Your task is to gather the lines below that hold the string "title".

** start of Data shown **

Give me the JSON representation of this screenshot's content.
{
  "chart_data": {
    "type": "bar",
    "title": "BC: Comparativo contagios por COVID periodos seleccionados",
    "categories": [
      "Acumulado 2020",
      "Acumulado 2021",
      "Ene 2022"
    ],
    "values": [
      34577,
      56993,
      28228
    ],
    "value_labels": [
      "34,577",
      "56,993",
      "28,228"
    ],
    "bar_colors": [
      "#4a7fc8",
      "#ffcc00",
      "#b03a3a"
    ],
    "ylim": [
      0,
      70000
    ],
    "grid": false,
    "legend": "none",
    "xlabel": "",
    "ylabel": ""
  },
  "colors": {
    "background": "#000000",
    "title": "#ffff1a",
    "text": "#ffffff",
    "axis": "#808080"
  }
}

** end of Data shown **

Result for this task »
    "title": "BC: Comparativo contagios por COVID periodos seleccionados",
    "title": "#ffff1a",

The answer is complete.